## YOUR OBJECTIVE
Lift out each line of the data that holds "name".

* * * * * * * * *

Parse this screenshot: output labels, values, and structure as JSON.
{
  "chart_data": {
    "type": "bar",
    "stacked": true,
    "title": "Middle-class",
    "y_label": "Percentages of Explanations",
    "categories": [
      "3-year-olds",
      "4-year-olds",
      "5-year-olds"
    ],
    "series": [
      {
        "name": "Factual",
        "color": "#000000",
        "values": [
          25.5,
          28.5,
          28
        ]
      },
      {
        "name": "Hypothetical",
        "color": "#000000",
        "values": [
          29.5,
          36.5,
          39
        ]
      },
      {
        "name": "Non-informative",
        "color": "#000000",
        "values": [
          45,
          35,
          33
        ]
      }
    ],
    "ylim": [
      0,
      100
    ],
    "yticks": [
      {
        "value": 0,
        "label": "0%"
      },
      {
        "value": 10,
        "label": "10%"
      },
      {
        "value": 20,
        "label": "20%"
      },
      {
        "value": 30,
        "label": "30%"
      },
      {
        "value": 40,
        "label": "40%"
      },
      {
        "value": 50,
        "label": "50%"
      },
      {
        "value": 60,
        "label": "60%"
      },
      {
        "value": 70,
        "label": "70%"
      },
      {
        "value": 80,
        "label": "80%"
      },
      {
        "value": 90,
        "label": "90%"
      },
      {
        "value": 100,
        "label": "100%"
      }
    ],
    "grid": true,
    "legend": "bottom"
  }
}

* * * * * * * * *

## ANSWER BELOW
        "name": "Factual",
        "name": "Hypothetical",
        "name": "Non-informative",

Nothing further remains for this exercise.